_Stated problem:_ Collect all lines below with the string "document".

_Dataset:_

☆ ☆ ☆ ☆ ☆

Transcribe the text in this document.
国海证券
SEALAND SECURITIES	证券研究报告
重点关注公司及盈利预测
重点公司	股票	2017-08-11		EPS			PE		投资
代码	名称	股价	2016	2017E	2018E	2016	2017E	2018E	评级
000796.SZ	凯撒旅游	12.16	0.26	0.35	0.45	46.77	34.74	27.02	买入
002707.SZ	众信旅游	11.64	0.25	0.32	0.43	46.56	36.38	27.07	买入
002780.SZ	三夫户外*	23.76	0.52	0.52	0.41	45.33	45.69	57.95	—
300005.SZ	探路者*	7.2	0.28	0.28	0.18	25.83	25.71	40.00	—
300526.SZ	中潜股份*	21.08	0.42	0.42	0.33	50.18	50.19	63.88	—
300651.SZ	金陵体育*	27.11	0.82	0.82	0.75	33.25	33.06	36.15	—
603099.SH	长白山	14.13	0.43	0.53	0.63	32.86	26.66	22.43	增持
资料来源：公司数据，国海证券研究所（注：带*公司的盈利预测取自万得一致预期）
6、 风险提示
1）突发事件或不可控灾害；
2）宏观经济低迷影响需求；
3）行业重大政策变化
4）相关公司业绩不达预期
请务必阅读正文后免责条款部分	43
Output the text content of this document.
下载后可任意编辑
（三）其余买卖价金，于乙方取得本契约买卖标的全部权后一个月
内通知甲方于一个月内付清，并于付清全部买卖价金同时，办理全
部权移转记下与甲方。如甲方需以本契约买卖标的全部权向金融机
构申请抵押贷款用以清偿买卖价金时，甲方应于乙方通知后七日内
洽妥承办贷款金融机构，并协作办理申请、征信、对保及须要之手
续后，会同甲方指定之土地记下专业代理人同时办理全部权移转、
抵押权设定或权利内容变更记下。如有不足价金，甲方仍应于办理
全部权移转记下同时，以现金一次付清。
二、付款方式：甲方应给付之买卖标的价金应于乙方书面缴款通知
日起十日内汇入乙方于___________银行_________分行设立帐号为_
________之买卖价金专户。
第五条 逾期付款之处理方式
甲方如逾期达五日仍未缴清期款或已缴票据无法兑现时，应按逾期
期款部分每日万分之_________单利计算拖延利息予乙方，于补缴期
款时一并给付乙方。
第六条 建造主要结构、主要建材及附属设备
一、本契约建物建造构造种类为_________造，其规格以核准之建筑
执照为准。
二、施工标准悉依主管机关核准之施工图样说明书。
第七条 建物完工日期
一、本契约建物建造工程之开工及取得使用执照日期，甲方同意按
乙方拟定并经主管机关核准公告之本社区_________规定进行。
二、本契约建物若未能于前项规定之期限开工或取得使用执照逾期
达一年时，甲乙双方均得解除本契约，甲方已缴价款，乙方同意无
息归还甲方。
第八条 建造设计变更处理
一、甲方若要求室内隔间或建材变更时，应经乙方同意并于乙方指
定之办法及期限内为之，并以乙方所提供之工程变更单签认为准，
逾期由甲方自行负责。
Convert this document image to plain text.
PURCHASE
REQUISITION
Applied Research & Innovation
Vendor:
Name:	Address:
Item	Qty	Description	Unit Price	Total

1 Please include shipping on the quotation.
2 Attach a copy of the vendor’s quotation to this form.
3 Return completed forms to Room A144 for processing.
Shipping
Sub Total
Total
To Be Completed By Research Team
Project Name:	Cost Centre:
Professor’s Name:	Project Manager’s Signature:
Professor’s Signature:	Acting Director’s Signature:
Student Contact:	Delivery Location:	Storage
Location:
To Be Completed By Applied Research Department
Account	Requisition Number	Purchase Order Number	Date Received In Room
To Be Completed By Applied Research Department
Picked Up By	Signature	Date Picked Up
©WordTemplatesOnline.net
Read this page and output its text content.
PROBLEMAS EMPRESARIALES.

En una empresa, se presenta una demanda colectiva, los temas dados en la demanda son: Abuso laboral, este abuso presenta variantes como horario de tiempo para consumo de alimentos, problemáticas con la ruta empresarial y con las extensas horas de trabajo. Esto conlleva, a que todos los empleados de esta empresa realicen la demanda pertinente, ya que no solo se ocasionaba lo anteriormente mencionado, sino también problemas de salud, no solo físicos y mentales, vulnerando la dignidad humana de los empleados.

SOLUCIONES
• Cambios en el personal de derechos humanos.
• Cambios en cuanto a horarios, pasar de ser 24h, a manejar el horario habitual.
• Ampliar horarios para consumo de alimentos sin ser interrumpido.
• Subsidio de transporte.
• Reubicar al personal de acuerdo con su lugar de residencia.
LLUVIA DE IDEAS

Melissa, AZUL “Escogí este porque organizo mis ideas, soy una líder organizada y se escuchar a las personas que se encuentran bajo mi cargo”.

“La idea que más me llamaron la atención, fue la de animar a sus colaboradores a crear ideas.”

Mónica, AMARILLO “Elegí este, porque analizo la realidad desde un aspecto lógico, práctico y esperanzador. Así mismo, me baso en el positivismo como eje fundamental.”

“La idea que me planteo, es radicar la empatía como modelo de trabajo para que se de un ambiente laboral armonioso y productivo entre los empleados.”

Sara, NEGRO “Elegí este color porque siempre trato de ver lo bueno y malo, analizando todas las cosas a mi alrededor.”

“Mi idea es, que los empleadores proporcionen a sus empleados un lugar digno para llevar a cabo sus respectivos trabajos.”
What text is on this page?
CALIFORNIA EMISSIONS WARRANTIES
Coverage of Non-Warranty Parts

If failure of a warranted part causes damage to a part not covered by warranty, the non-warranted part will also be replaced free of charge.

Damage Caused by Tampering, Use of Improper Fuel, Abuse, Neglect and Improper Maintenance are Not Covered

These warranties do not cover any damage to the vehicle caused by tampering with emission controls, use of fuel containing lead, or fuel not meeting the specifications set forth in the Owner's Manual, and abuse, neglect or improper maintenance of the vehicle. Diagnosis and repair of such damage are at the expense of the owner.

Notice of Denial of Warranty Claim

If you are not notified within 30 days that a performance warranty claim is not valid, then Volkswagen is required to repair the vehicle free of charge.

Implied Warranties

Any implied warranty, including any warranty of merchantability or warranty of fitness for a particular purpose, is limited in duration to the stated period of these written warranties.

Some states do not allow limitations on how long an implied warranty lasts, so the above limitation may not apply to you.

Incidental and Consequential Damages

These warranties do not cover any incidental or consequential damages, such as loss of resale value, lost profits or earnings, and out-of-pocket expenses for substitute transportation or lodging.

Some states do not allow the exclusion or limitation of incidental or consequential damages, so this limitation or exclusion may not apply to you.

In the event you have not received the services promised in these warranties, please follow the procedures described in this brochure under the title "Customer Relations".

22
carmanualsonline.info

☆ ☆ ☆ ☆ ☆

_Completed exercise:_
Transcribe the text in this document.
Output the text content of this document.
Convert this document image to plain text.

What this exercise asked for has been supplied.